■ **Data excerpts**
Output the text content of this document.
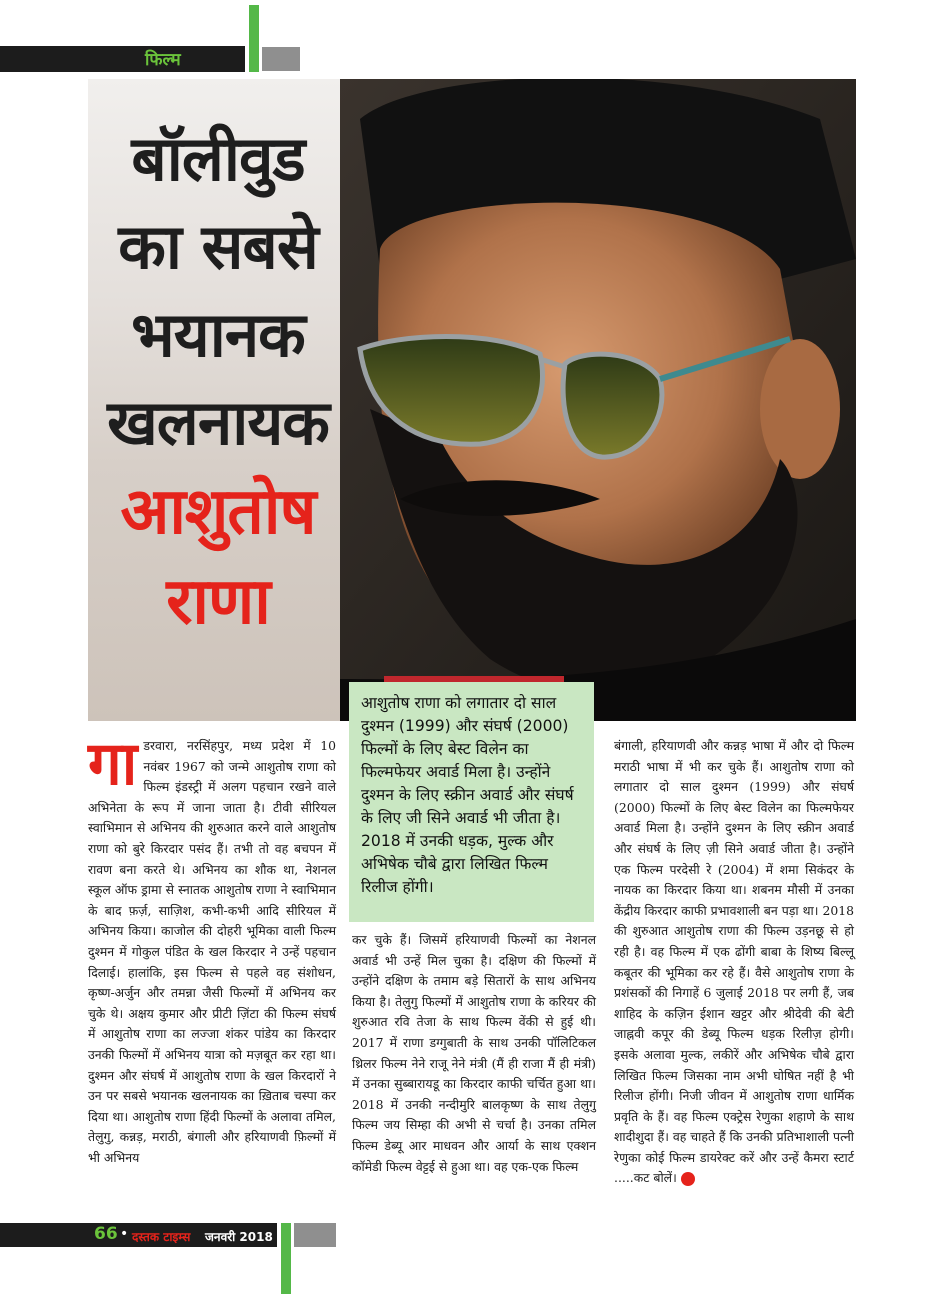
फिल्म
बॉलीवुड
का सबसे
भयानक
खलनायक
आशुतोष
राणा
आशुतोष राणा को लगातार दो साल दुश्मन (1999) और संघर्ष (2000) फिल्मों के लिए बेस्ट विलेन का फिल्मफेयर अवार्ड मिला है। उन्होंने दुश्मन के लिए स्क्रीन अवार्ड और संघर्ष के लिए जी सिने अवार्ड भी जीता है। 2018 में उनकी धड़क, मुल्क और अभिषेक चौबे द्वारा लिखित फिल्म रिलीज होंगी।
गाडरवारा, नरसिंहपुर, मध्य प्रदेश में 10 नवंबर 1967 को जन्मे आशुतोष राणा को फिल्म इंडस्ट्री में अलग पहचान रखने वाले अभिनेता के रूप में जाना जाता है। टीवी सीरियल स्वाभिमान से अभिनय की शुरुआत करने वाले आशुतोष राणा को बुरे किरदार पसंद हैं। तभी तो वह बचपन में रावण बना करते थे। अभिनय का शौक था, नेशनल स्कूल ऑफ ड्रामा से स्नातक आशुतोष राणा ने स्वाभिमान के बाद फ़र्ज़, साज़िश, कभी-कभी आदि सीरियल में अभिनय किया। काजोल की दोहरी भूमिका वाली फिल्म दुश्मन में गोकुल पंडित के खल किरदार ने उन्हें पहचान दिलाई। हालांकि, इस फिल्म से पहले वह संशोधन, कृष्ण-अर्जुन और तमन्ना जैसी फिल्मों में अभिनय कर चुके थे। अक्षय कुमार और प्रीटी ज़िंटा की फिल्म संघर्ष में आशुतोष राणा का लज्जा शंकर पांडेय का किरदार उनकी फिल्मों में अभिनय यात्रा को मज़बूत कर रहा था। दुश्मन और संघर्ष में आशुतोष राणा के खल किरदारों ने उन पर सबसे भयानक खलनायक का ख़िताब चस्पा कर दिया था। आशुतोष राणा हिंदी फिल्मों के अलावा तमिल, तेलुगु, कन्नड़, मराठी, बंगाली और हरियाणवी फ़िल्मों में भी अभिनय
कर चुके हैं। जिसमें हरियाणवी फिल्मों का नेशनल अवार्ड भी उन्हें मिल चुका है। दक्षिण की फिल्मों में उन्होंने दक्षिण के तमाम बड़े सितारों के साथ अभिनय किया है। तेलुगु फिल्मों में आशुतोष राणा के करियर की शुरुआत रवि तेजा के साथ फिल्म वेंकी से हुई थी। 2017 में राणा डग्गुबाती के साथ उनकी पॉलिटिकल थ्रिलर फिल्म नेने राजू नेने मंत्री (मैं ही राजा मैं ही मंत्री) में उनका सुब्बारायडू का किरदार काफी चर्चित हुआ था। 2018 में उनकी नन्दीमुरि बालकृष्ण के साथ तेलुगु फिल्म जय सिम्हा की अभी से चर्चा है। उनका तमिल फिल्म डेब्यू आर माधवन और आर्या के साथ एक्शन कॉमेडी फिल्म वेट्टई से हुआ था। वह एक-एक फिल्म
बंगाली, हरियाणवी और कन्नड़ भाषा में और दो फिल्म मराठी भाषा में भी कर चुके हैं। आशुतोष राणा को लगातार दो साल दुश्मन (1999) और संघर्ष (2000) फिल्मों के लिए बेस्ट विलेन का फिल्मफेयर अवार्ड मिला है। उन्होंने दुश्मन के लिए स्क्रीन अवार्ड और संघर्ष के लिए ज़ी सिने अवार्ड जीता है। उन्होंने एक फिल्म परदेसी रे (2004) में शमा सिकंदर के नायक का किरदार किया था। शबनम मौसी में उनका केंद्रीय किरदार काफी प्रभावशाली बन पड़ा था। 2018 की शुरुआत आशुतोष राणा की फिल्म उड़नछू से हो रही है। वह फिल्म में एक ढोंगी बाबा के शिष्य बिल्लू कबूतर की भूमिका कर रहे हैं। वैसे आशुतोष राणा के प्रशंसकों की निगाहें 6 जुलाई 2018 पर लगी हैं, जब शाहिद के कज़िन ईशान खट्टर और श्रीदेवी की बेटी जाह्नवी कपूर की डेब्यू फिल्म धड़क रिलीज़ होगी। इसके अलावा मुल्क, लकीरें और अभिषेक चौबे द्वारा लिखित फिल्म जिसका नाम अभी घोषित नहीं है भी रिलीज होंगी। निजी जीवन में आशुतोष राणा धार्मिक प्रवृति के हैं। वह फिल्म एक्ट्रेस रेणुका शहाणे के साथ शादीशुदा हैं। वह चाहते हैं कि उनकी प्रतिभाशाली पत्नी रेणुका कोई फिल्म डायरेक्ट करें और उन्हें कैमरा स्टार्ट .....कट बोलें।
66 • दस्तक टाइम्स जनवरी 2018
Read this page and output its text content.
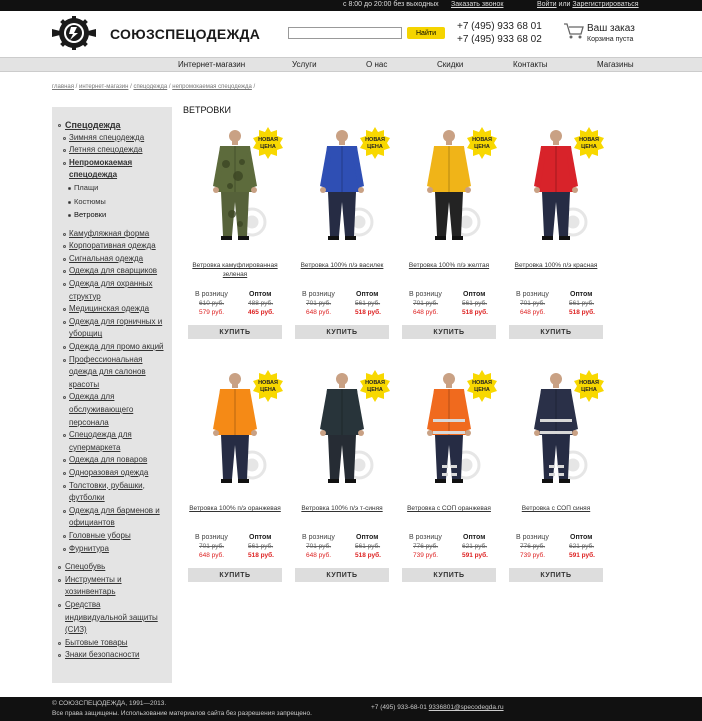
с 8:00 до 20:00 без выходных Заказать звонок	Войти или Зарегистрироваться
СОЮЗСПЕЦОДЕЖДА	Найти
+7 (495) 933 68 01
+7 (495) 933 68 02
Ваш заказ
Корзина пуста
Интернет-магазин	Услуги	О нас	Скидки	Контакты	Магазины
главная / интернет-магазин / спецодежда / непромокаемая спецодежда /
Спецодежда
Зимняя спецодежда
Летняя спецодежда
Непромокаемая
спецодежда
Плащи
Костюмы
Ветровки
Камуфляжная форма
Корпоративная одежда
Сигнальная одежда
Одежда для сварщиков
Одежда для охранных
структур
Медицинская одежда
Одежда для горничных и
уборщиц
Одежда для промо акций
Профессиональная
одежда для салонов
красоты
Одежда для
обслуживающего
персонала
Спецодежда для
супермаркета
Одежда для поваров
Одноразовая одежда
Толстовки, рубашки,
футболки
Одежда для барменов и
официантов
Головные уборы
Фурнитура
Спецобувь
Инструменты и
хозинвентарь
Средства
индивидуальной защиты
(СИЗ)
Бытовые товары
Знаки безопасности
ВЕТРОВКИ
НОВАЯ
ЦЕНА
Ветровка камуфлированная зеленая
В розницу	Оптом
610 руб.	488 руб.
579 руб.	465 руб.
КУПИТЬ
НОВАЯ
ЦЕНА
Ветровка 100% п/э василек
В розницу	Оптом
701 руб.	561 руб.
648 руб.	518 руб.
КУПИТЬ
НОВАЯ
ЦЕНА
Ветровка 100% п/э желтая
В розницу	Оптом
701 руб.	561 руб.
648 руб.	518 руб.
КУПИТЬ
НОВАЯ
ЦЕНА
Ветровка 100% п/э красная
В розницу	Оптом
701 руб.	561 руб.
648 руб.	518 руб.
КУПИТЬ
НОВАЯ
ЦЕНА
Ветровка 100% п/э оранжевая
В розницу	Оптом
701 руб.	561 руб.
648 руб.	518 руб.
КУПИТЬ
НОВАЯ
ЦЕНА
Ветровка 100% п/э т-синяя
В розницу	Оптом
701 руб.	561 руб.
648 руб.	518 руб.
КУПИТЬ
НОВАЯ
ЦЕНА
Ветровка с СОП оранжевая
В розницу	Оптом
776 руб.	621 руб.
739 руб.	591 руб.
КУПИТЬ
НОВАЯ
ЦЕНА
Ветровка с СОП синяя
В розницу	Оптом
776 руб.	621 руб.
739 руб.	591 руб.
КУПИТЬ
© СОЮЗСПЕЦОДЕЖДА, 1991—2013.
Все права защищены. Использование материалов сайта без разрешения запрещено.
+7 (495) 933-68-01 9336801@specodegda.ru
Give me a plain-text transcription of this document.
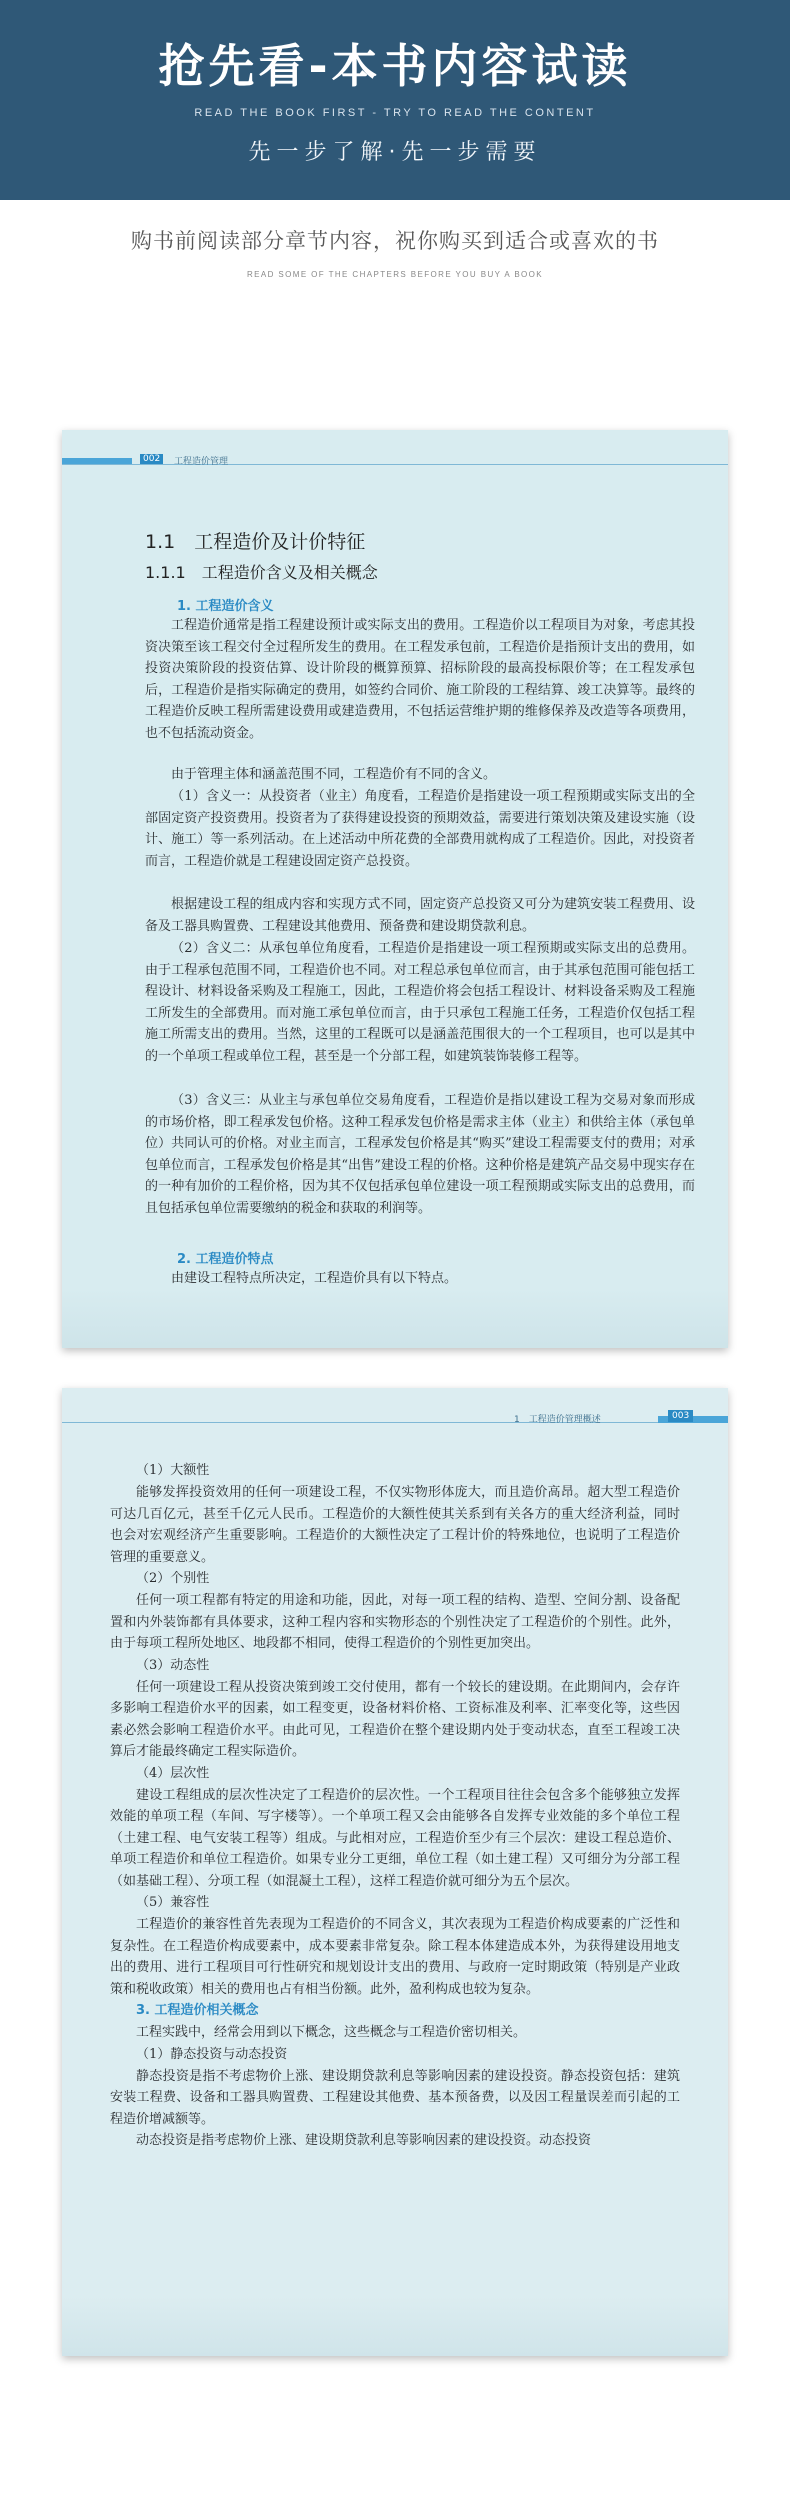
抢先看-本书内容试读
READ THE BOOK FIRST - TRY TO READ THE CONTENT
先一步了解·先一步需要
购书前阅读部分章节内容，祝你购买到适合或喜欢的书
READ SOME OF THE CHAPTERS BEFORE YOU BUY A BOOK
002	工程造价管理
1.1　工程造价及计价特征
1.1.1　工程造价含义及相关概念
1. 工程造价含义

工程造价通常是指工程建设预计或实际支出的费用。工程造价以工程项目为对象，考虑其投资决策至该工程交付全过程所发生的费用。在工程发承包前，工程造价是指预计支出的费用，如投资决策阶段的投资估算、设计阶段的概算预算、招标阶段的最高投标限价等；在工程发承包后，工程造价是指实际确定的费用，如签约合同价、施工阶段的工程结算、竣工决算等。最终的工程造价反映工程所需建设费用或建造费用，不包括运营维护期的维修保养及改造等各项费用，也不包括流动资金。

由于管理主体和涵盖范围不同，工程造价有不同的含义。

（1）含义一：从投资者（业主）角度看，工程造价是指建设一项工程预期或实际支出的全部固定资产投资费用。投资者为了获得建设投资的预期效益，需要进行策划决策及建设实施（设计、施工）等一系列活动。在上述活动中所花费的全部费用就构成了工程造价。因此，对投资者而言，工程造价就是工程建设固定资产总投资。

根据建设工程的组成内容和实现方式不同，固定资产总投资又可分为建筑安装工程费用、设备及工器具购置费、工程建设其他费用、预备费和建设期贷款利息。

（2）含义二：从承包单位角度看，工程造价是指建设一项工程预期或实际支出的总费用。由于工程承包范围不同，工程造价也不同。对工程总承包单位而言，由于其承包范围可能包括工程设计、材料设备采购及工程施工，因此，工程造价将会包括工程设计、材料设备采购及工程施工所发生的全部费用。而对施工承包单位而言，由于只承包工程施工任务，工程造价仅包括工程施工所需支出的费用。当然，这里的工程既可以是涵盖范围很大的一个工程项目，也可以是其中的一个单项工程或单位工程，甚至是一个分部工程，如建筑装饰装修工程等。

（3）含义三：从业主与承包单位交易角度看，工程造价是指以建设工程为交易对象而形成的市场价格，即工程承发包价格。这种工程承发包价格是需求主体（业主）和供给主体（承包单位）共同认可的价格。对业主而言，工程承发包价格是其“购买”建设工程需要支付的费用；对承包单位而言，工程承发包价格是其“出售”建设工程的价格。这种价格是建筑产品交易中现实存在的一种有加价的工程价格，因为其不仅包括承包单位建设一项工程预期或实际支出的总费用，而且包括承包单位需要缴纳的税金和获取的利润等。

2. 工程造价特点

由建设工程特点所决定，工程造价具有以下特点。

1　工程造价管理概述	003
（1）大额性

能够发挥投资效用的任何一项建设工程，不仅实物形体庞大，而且造价高昂。超大型工程造价可达几百亿元，甚至千亿元人民币。工程造价的大额性使其关系到有关各方的重大经济利益，同时也会对宏观经济产生重要影响。工程造价的大额性决定了工程计价的特殊地位，也说明了工程造价管理的重要意义。

（2）个别性

任何一项工程都有特定的用途和功能，因此，对每一项工程的结构、造型、空间分割、设备配置和内外装饰都有具体要求，这种工程内容和实物形态的个别性决定了工程造价的个别性。此外，由于每项工程所处地区、地段都不相同，使得工程造价的个别性更加突出。

（3）动态性

任何一项建设工程从投资决策到竣工交付使用，都有一个较长的建设期。在此期间内，会存许多影响工程造价水平的因素，如工程变更，设备材料价格、工资标准及利率、汇率变化等，这些因素必然会影响工程造价水平。由此可见，工程造价在整个建设期内处于变动状态，直至工程竣工决算后才能最终确定工程实际造价。

（4）层次性

建设工程组成的层次性决定了工程造价的层次性。一个工程项目往往会包含多个能够独立发挥效能的单项工程（车间、写字楼等）。一个单项工程又会由能够各自发挥专业效能的多个单位工程（土建工程、电气安装工程等）组成。与此相对应，工程造价至少有三个层次：建设工程总造价、单项工程造价和单位工程造价。如果专业分工更细，单位工程（如土建工程）又可细分为分部工程（如基础工程）、分项工程（如混凝土工程），这样工程造价就可细分为五个层次。

（5）兼容性

工程造价的兼容性首先表现为工程造价的不同含义，其次表现为工程造价构成要素的广泛性和复杂性。在工程造价构成要素中，成本要素非常复杂。除工程本体建造成本外，为获得建设用地支出的费用、进行工程项目可行性研究和规划设计支出的费用、与政府一定时期政策（特别是产业政策和税收政策）相关的费用也占有相当份额。此外，盈利构成也较为复杂。

3. 工程造价相关概念

工程实践中，经常会用到以下概念，这些概念与工程造价密切相关。

（1）静态投资与动态投资

静态投资是指不考虑物价上涨、建设期贷款利息等影响因素的建设投资。静态投资包括：建筑安装工程费、设备和工器具购置费、工程建设其他费、基本预备费，以及因工程量误差而引起的工程造价增减额等。

动态投资是指考虑物价上涨、建设期贷款利息等影响因素的建设投资。动态投资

■ **Task to complete**
From the entries, report each line that includes the word "Ветровка".

■ **The response**
Ветровка камуфлированная зеленая
Ветровка 100% п/э василек
Ветровка 100% п/э желтая
Ветровка 100% п/э красная
Ветровка 100% п/э оранжевая
Ветровка 100% п/э т-синяя
Ветровка с СОП оранжевая
Ветровка с СОП синяя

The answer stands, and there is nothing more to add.